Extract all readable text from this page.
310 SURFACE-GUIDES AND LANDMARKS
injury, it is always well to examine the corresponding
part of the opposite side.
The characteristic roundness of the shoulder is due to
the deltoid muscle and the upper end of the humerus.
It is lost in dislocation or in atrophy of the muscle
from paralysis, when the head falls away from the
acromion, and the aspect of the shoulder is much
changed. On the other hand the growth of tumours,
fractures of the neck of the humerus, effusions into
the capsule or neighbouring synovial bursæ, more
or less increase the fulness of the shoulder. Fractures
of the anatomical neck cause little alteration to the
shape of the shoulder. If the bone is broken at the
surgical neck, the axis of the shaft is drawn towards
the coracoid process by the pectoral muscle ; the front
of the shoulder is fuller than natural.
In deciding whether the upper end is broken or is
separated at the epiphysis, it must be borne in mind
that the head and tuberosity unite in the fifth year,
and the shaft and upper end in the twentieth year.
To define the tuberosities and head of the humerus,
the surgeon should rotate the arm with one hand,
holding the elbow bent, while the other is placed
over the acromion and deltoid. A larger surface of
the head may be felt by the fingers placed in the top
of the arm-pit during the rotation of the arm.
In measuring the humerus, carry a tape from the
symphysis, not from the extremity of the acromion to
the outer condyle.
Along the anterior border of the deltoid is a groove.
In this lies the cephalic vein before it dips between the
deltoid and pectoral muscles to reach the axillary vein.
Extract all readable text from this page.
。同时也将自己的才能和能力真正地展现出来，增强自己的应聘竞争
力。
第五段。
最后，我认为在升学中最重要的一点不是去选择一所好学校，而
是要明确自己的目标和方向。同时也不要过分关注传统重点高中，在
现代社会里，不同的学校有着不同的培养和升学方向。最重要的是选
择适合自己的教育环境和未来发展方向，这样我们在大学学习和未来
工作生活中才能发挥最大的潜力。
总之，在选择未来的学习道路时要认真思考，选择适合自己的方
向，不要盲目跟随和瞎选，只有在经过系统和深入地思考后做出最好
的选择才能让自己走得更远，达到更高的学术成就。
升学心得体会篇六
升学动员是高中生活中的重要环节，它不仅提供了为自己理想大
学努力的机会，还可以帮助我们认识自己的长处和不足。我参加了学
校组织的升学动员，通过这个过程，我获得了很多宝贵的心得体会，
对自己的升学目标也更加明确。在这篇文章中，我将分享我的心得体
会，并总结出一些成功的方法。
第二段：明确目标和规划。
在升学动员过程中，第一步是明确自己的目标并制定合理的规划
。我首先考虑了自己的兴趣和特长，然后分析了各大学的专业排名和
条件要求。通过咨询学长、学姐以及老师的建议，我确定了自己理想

^^^^^^^^

## PROMPT
Pick out and copy every line that contains the word "upper".

## THE REPLY
the deltoid muscle and the upper end of the humerus.
In deciding whether the upper end is broken or is
and the shaft and upper end in the twentieth year.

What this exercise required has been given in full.